Records from a dataset
+ + +

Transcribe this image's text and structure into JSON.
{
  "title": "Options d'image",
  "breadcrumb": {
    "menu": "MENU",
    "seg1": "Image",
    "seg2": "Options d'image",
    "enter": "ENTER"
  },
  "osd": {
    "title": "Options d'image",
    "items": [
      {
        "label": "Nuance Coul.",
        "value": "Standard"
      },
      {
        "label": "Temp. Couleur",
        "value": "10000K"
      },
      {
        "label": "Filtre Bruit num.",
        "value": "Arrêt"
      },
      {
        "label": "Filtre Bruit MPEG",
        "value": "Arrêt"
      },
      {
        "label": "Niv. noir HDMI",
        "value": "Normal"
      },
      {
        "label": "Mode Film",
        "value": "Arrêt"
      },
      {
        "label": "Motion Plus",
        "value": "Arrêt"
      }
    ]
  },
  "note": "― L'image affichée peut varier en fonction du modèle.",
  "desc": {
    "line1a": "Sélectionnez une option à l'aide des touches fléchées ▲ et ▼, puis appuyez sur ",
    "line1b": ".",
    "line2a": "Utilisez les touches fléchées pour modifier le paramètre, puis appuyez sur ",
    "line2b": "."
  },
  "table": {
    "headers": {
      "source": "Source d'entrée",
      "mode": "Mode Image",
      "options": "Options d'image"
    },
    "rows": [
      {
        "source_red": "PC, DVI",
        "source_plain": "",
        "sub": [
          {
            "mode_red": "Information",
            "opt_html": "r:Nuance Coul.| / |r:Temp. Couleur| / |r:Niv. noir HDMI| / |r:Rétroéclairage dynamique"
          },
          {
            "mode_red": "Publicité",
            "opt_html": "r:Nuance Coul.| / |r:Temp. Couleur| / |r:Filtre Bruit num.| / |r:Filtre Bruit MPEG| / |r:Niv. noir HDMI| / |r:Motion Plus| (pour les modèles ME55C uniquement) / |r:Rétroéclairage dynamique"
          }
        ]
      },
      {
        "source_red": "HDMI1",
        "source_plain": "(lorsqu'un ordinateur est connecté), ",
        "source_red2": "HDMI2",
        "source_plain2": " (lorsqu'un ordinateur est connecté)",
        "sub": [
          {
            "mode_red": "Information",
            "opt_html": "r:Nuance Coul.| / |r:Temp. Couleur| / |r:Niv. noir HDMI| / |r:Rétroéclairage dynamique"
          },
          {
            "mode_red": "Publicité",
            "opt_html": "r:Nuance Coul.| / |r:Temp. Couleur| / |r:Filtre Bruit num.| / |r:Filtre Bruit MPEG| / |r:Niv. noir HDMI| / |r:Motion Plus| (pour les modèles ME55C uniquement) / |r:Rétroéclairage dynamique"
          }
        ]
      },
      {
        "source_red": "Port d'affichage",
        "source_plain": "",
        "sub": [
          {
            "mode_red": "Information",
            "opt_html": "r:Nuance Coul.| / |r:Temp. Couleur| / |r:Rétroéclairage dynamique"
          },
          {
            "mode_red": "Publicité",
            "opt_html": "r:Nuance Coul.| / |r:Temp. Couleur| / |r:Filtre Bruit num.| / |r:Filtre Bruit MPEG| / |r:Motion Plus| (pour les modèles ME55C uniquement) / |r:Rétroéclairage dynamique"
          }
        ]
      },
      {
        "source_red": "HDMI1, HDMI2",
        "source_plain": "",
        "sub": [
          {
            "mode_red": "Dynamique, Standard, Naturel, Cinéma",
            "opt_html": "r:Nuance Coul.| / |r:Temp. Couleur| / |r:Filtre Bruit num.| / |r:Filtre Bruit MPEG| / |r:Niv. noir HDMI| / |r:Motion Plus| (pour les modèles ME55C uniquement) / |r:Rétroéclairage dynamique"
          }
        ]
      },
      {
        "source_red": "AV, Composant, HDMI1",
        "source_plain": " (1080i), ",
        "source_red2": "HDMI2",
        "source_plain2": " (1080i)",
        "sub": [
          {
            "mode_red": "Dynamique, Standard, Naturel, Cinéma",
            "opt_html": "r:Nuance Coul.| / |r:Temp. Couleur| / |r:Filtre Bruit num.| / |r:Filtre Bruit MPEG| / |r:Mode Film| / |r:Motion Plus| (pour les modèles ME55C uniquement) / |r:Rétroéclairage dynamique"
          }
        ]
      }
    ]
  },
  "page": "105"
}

+ + +

- GIVEN INSTRUCTION
Return each line that includes "ordinateur".

- IN RESPONSE
        "source_plain": "(lorsqu'un ordinateur est connecté), ",
        "source_plain2": " (lorsqu'un ordinateur est connecté)",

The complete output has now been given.